Exercise materials:

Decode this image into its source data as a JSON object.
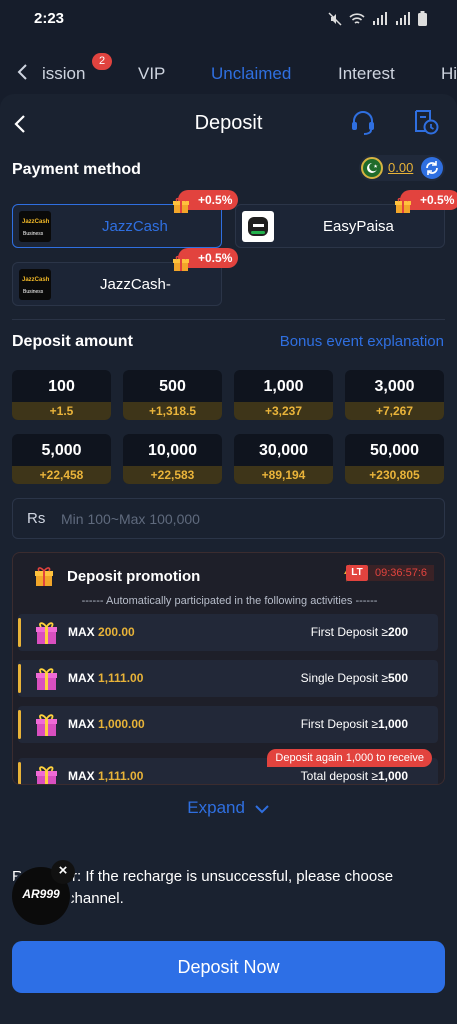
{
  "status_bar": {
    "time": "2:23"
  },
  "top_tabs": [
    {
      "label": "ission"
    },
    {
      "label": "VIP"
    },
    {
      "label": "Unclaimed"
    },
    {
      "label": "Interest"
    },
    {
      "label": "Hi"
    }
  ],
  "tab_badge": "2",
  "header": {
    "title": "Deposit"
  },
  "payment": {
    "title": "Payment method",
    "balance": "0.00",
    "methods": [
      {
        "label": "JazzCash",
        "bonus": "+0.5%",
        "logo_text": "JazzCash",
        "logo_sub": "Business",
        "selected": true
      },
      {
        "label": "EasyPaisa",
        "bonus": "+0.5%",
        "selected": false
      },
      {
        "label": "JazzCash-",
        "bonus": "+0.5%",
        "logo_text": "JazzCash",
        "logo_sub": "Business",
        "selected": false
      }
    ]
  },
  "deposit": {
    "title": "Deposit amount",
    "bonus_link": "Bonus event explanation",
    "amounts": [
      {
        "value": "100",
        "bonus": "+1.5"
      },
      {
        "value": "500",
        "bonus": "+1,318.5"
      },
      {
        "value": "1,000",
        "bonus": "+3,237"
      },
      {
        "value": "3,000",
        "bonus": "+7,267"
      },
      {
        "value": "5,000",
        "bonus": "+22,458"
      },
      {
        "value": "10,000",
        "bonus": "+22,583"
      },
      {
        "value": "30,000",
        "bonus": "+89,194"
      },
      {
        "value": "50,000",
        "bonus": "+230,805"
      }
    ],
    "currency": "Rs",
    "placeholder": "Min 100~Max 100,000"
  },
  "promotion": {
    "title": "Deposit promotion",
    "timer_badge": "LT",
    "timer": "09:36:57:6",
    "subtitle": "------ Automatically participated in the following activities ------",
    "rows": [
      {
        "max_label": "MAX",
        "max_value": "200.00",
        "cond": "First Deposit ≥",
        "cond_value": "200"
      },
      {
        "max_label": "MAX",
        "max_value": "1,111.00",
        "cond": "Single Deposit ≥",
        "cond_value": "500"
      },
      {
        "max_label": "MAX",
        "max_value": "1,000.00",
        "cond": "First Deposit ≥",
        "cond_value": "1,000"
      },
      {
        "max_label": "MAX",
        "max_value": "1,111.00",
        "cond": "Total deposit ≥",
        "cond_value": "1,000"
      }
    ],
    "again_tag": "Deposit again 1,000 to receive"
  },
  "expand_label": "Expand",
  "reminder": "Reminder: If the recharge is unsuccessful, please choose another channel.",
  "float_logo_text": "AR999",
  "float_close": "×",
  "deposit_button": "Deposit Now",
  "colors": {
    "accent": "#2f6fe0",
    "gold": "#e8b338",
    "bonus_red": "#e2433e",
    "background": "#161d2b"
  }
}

--

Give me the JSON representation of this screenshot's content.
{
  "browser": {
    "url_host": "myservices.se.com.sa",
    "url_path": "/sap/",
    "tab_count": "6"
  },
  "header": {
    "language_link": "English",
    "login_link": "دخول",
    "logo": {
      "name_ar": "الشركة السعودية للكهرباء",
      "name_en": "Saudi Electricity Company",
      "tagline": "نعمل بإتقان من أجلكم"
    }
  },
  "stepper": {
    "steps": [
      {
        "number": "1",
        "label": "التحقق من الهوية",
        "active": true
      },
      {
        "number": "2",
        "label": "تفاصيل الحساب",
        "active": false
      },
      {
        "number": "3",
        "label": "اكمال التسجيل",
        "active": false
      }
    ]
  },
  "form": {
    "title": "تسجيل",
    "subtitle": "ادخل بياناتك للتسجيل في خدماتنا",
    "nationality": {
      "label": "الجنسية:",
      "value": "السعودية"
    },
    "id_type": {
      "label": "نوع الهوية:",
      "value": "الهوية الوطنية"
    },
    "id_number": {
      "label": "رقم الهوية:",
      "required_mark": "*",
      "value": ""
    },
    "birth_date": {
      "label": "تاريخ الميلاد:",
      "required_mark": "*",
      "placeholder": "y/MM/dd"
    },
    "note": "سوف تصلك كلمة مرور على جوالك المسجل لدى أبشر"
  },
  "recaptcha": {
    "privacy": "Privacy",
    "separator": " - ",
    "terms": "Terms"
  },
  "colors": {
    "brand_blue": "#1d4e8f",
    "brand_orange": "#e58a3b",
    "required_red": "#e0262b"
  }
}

What the task requires:
Give the number of lines in the entries above that include the string "السعودية". No other output is expected.

Final answer:
2